Region and label listings
====

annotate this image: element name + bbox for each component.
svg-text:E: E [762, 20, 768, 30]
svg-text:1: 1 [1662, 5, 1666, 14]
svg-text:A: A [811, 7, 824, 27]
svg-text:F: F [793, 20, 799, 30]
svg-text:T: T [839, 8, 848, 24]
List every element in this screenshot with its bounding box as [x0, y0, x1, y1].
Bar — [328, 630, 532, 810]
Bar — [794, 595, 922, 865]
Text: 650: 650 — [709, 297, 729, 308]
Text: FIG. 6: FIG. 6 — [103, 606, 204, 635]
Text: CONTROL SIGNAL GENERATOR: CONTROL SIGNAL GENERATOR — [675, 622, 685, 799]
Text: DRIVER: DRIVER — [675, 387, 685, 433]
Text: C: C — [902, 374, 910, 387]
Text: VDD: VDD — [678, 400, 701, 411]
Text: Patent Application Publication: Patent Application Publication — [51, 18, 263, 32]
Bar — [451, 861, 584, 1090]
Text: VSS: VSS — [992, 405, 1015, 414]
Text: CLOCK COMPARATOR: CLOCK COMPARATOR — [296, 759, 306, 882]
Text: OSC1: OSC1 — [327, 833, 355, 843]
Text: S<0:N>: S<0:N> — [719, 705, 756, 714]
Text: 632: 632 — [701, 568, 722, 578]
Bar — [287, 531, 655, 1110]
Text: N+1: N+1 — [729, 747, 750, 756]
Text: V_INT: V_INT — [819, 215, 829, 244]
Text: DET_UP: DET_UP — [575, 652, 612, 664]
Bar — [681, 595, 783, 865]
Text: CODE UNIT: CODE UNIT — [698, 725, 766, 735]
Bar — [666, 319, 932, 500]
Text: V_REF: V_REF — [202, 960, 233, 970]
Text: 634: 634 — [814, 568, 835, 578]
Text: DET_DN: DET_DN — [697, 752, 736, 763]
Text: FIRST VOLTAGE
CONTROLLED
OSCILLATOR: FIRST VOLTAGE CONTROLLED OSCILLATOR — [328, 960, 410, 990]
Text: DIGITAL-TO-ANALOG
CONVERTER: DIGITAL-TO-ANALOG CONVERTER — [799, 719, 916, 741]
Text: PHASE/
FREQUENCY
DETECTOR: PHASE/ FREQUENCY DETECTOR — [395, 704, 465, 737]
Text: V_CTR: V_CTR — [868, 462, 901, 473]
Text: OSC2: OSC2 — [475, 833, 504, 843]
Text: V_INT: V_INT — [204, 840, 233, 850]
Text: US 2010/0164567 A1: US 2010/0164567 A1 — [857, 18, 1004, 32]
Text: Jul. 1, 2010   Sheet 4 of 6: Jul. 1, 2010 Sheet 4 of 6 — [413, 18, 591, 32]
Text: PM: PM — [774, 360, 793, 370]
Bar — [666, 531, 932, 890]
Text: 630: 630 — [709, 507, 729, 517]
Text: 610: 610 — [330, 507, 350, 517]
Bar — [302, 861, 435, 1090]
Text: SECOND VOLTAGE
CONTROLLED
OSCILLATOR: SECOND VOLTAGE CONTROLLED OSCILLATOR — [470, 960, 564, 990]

====

▶ _What the task requires_
Reproduce every line of the records above verbatim, without any changes.

▶ _Finished task_
annotate this image: element name + bbox for each component.
svg-text:E: E [762, 20, 768, 30]
svg-text:1: 1 [1662, 5, 1666, 14]
svg-text:A: A [811, 7, 824, 27]
svg-text:F: F [793, 20, 799, 30]
svg-text:T: T [839, 8, 848, 24]
List every element in this screenshot with its bounding box as [x0, y0, x1, y1].
Bar — [328, 630, 532, 810]
Bar — [794, 595, 922, 865]
Text: 650: 650 — [709, 297, 729, 308]
Text: FIG. 6: FIG. 6 — [103, 606, 204, 635]
Text: CONTROL SIGNAL GENERATOR: CONTROL SIGNAL GENERATOR — [675, 622, 685, 799]
Text: DRIVER: DRIVER — [675, 387, 685, 433]
Text: C: C — [902, 374, 910, 387]
Text: VDD: VDD — [678, 400, 701, 411]
Text: Patent Application Publication: Patent Application Publication — [51, 18, 263, 32]
Bar — [451, 861, 584, 1090]
Text: VSS: VSS — [992, 405, 1015, 414]
Text: CLOCK COMPARATOR: CLOCK COMPARATOR — [296, 759, 306, 882]
Text: OSC1: OSC1 — [327, 833, 355, 843]
Text: S<0:N>: S<0:N> — [719, 705, 756, 714]
Text: 632: 632 — [701, 568, 722, 578]
Bar — [287, 531, 655, 1110]
Text: N+1: N+1 — [729, 747, 750, 756]
Text: V_INT: V_INT — [819, 215, 829, 244]
Text: DET_UP: DET_UP — [575, 652, 612, 664]
Bar — [681, 595, 783, 865]
Text: CODE UNIT: CODE UNIT — [698, 725, 766, 735]
Bar — [666, 319, 932, 500]
Text: V_REF: V_REF — [202, 960, 233, 970]
Text: 634: 634 — [814, 568, 835, 578]
Text: DET_DN: DET_DN — [697, 752, 736, 763]
Text: FIRST VOLTAGE
CONTROLLED
OSCILLATOR: FIRST VOLTAGE CONTROLLED OSCILLATOR — [328, 960, 410, 990]
Text: DIGITAL-TO-ANALOG
CONVERTER: DIGITAL-TO-ANALOG CONVERTER — [799, 719, 916, 741]
Text: PHASE/
FREQUENCY
DETECTOR: PHASE/ FREQUENCY DETECTOR — [395, 704, 465, 737]
Text: V_CTR: V_CTR — [868, 462, 901, 473]
Text: OSC2: OSC2 — [475, 833, 504, 843]
Text: V_INT: V_INT — [204, 840, 233, 850]
Text: US 2010/0164567 A1: US 2010/0164567 A1 — [857, 18, 1004, 32]
Text: Jul. 1, 2010   Sheet 4 of 6: Jul. 1, 2010 Sheet 4 of 6 — [413, 18, 591, 32]
Text: PM: PM — [774, 360, 793, 370]
Bar — [666, 531, 932, 890]
Text: 630: 630 — [709, 507, 729, 517]
Text: 610: 610 — [330, 507, 350, 517]
Bar — [302, 861, 435, 1090]
Text: SECOND VOLTAGE
CONTROLLED
OSCILLATOR: SECOND VOLTAGE CONTROLLED OSCILLATOR — [470, 960, 564, 990]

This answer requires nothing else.